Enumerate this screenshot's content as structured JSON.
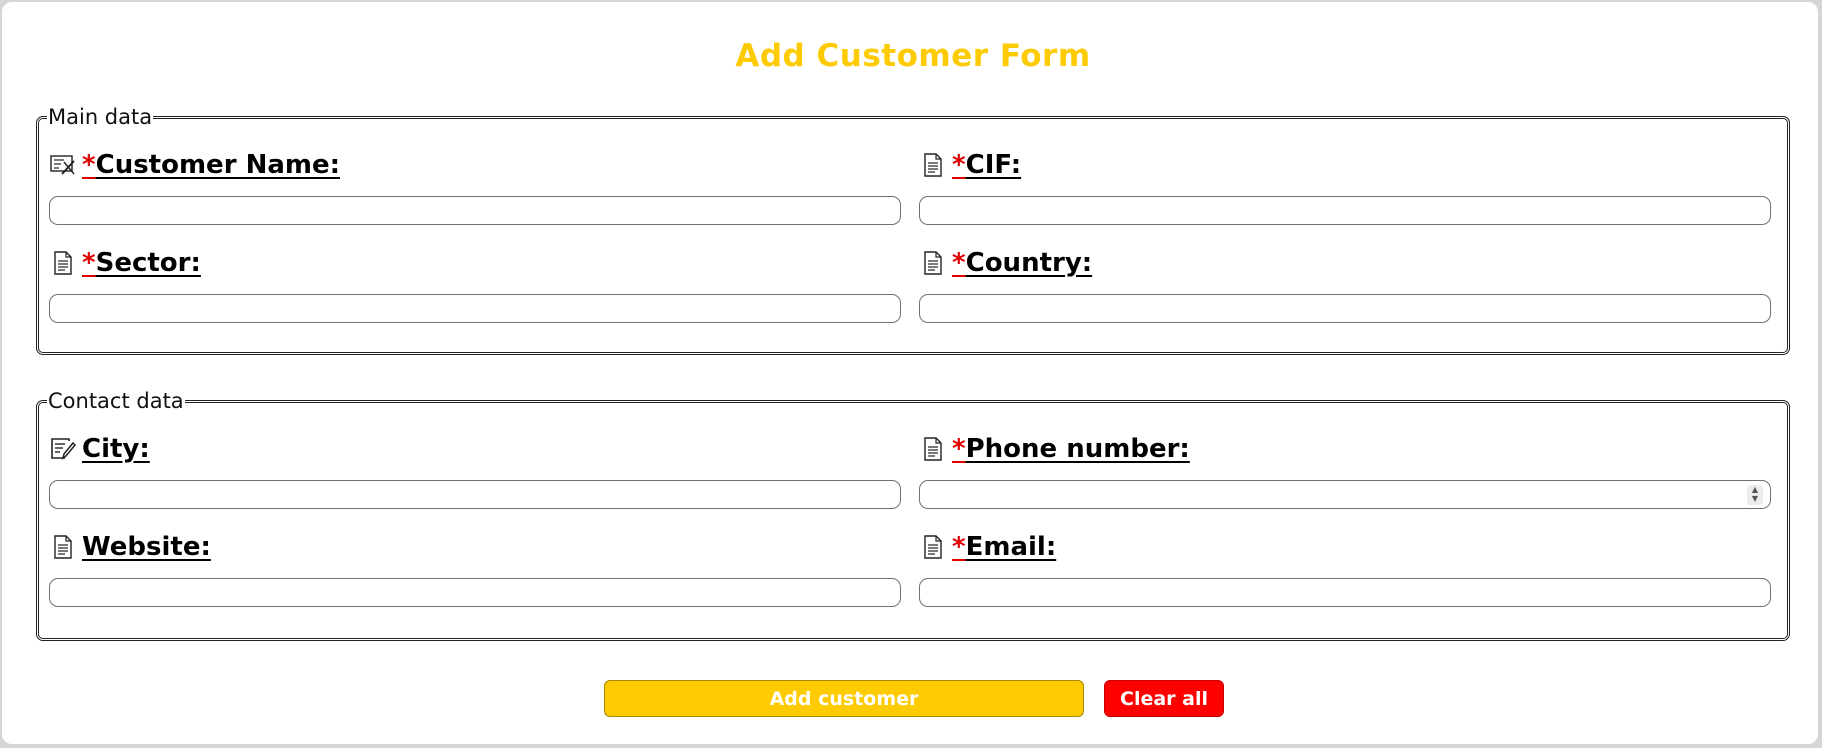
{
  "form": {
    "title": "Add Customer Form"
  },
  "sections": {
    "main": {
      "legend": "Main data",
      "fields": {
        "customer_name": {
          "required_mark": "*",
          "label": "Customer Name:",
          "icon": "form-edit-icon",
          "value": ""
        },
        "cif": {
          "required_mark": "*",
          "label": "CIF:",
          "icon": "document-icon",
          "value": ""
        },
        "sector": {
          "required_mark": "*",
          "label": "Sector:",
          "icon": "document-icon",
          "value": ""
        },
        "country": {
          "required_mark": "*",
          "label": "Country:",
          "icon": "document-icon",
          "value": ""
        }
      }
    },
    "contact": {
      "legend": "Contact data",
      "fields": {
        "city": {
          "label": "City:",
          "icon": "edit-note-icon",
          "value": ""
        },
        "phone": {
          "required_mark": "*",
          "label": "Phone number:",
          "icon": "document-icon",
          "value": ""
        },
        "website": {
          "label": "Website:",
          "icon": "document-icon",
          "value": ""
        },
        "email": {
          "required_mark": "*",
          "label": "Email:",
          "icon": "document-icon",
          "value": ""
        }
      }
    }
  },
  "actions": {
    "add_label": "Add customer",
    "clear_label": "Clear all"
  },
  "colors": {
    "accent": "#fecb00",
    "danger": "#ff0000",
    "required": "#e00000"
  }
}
....
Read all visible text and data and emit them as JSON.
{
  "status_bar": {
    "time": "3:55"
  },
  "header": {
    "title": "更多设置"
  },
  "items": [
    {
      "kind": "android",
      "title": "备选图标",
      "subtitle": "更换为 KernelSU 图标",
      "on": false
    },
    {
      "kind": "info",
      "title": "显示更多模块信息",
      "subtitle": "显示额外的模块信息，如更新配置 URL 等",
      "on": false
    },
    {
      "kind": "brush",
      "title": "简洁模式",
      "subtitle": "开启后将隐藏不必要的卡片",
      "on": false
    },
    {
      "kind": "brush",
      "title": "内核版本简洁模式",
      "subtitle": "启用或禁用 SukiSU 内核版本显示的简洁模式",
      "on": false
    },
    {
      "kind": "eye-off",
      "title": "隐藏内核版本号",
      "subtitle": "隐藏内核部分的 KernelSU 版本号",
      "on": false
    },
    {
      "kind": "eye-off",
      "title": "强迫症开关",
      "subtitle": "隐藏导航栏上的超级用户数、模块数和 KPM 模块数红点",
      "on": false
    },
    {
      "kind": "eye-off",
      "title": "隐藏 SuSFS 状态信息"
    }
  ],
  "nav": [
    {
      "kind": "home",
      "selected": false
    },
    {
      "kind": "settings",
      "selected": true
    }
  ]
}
....
▶ [EXERCISE INSTRUCTIONS]
Search the records above for the string "edit". Copy every line that contains it.

▶ [ANSWER IN FULL]
          "icon": "form-edit-icon",
          "icon": "edit-note-icon",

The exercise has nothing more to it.